— ARBEITSAUFTRÄGE —
1. Nenne aus dem Text über Megabad alle Marken, die als Beispiele für den bereits laufenden Einsatz generativer KI aufgeführt werden, jeweils mit dem dort genannten Einsatz.
2. Schreibe den Text über Megabad im selben Ton ab der Stelle weiter, an der er endet.

— BEREITGESTELLTER TEXT —

Wie Megabad mit KI-Mailings Kund*innen reaktiviert und so Millionen umsetzt

Megabad mixt KI-generierte Sprache und Video zu personalisierten Mailings. Damit aktiviert der Sanitär-Onlinehändler extrem erfolgreich inaktive Bestandskund*innen aus seiner Kartei

Wie häufig renoviert man sein Badezimmer? Eben. Und darum hat der Sanitär-Online-Pionier Megabad aus dem rheinischen Kerpen in den vergangenen 20 Jahren zwar eine gigantische Kundendatei aufgebaut – aber mit jeder Menge Karteileichen. Bis jetzt. Denn zusammen mit dem Marketing-Berater Kai Oestreicher hat Megabad eine KI-gestützte Video-Kampagne für Bestandskund*innen gestartet und damit aus dem Stand einen siebenstelligen Umsatz generiert.

Wenn man so durch Marketing-Linkedin scrollt und Branchenmedien liest, drängt sich der Eindruck auf, generative KI wird in wenigen Jahren – oder gar Monaten – Tausende Menschen in der Branche arbeitslos machen. Von Kreativen über Creator*innen bis zu denen, die Kampagnen produzieren und managen. Wobei, sie tut es ja bereits: Mango "shootet" eine Kampagne komplett mit virtuellen Models, Puma hat sich eine eigene KI-Influencerin zugelegt, Coca-Cola blamiert sich mit einem komplett von KI zusammengestümperten Weihnachts-Werbespot

Wie bringt man Mittelstand und KI zusammen?

Schaut man sich aber den deutschen Mittelstand an, stellt sich eher die Frage: Wie finden die gehypte Technologie, die landestypische deutsche Skepsis gegenüber allem Neuen und die ökonomischen Möglichkeiten von KMUs überhaupt auf produktive Weise zusammen? Kai Oestreicher hat eine eigene Antwort darauf gefunden: "Wenn ich glaube, dass es funktionieren kann, dann gehe ich auch ins Risiko", sagt der Marketing-Berater.

— BEREITGESTELLTES MATERIAL —
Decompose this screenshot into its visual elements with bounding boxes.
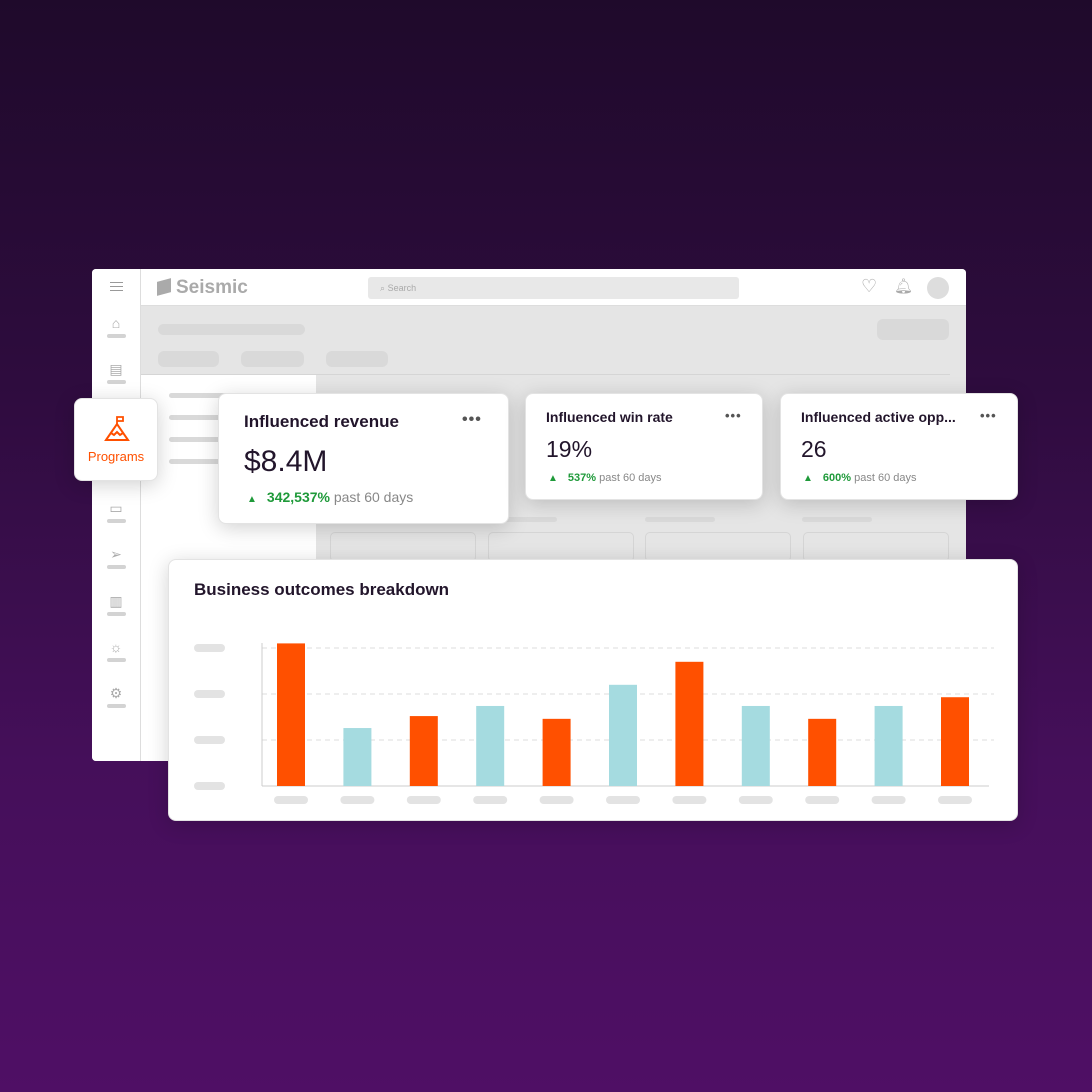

— ERGEBNISSE IN REIHENFOLGE —
1.
- Mango: „shootet“ eine Kampagne komplett mit virtuellen Models
- Puma: hat sich eine eigene KI-Influencerin zugelegt
- Coca-Cola: blamiert sich mit einem komplett von KI zusammengestümperten Weihnachts-Werbespot

2.
Oestreicher schlug seinem zunächst zögerlichen Kunden Megabad darum einen Deal auf Provisionsbasis vor und übernahm einen Teil der Herstellungskosten für die Kampagne. Die bestand aus Emails, die an ehemalige Kund*innen verschickt wurden. In die Mail war ein Video eingebunden, in dem die Empfänger*innen persönlich angesprochen und zu einer Bestellung animiert wurden. Blickt man auf die Zahlen, dürfte sich das Risiko des Deals für Oestreicher durchaus ausgezahlt haben.

"Haben wir noch nie gemacht, brauchen wir nicht"

Helen Schrader ist seit Februar 2024 Director Digital Marketing bei Megabad. Sie hat also die Anfänge und die erste Aussendung der Kampagne Anfang 2024 nicht miterlebt, kennt die Branche inzwischen jedoch gut genug, um sagen zu können: "Sanitär ist durchweg auf der konservativeren Seite." Die Haltung "haben wir noch nie gemacht, brauchen wir nicht" sei sehr verbreitet. Allerdings kämen bei Megabad ein paar Faktoren glücklich zusammen.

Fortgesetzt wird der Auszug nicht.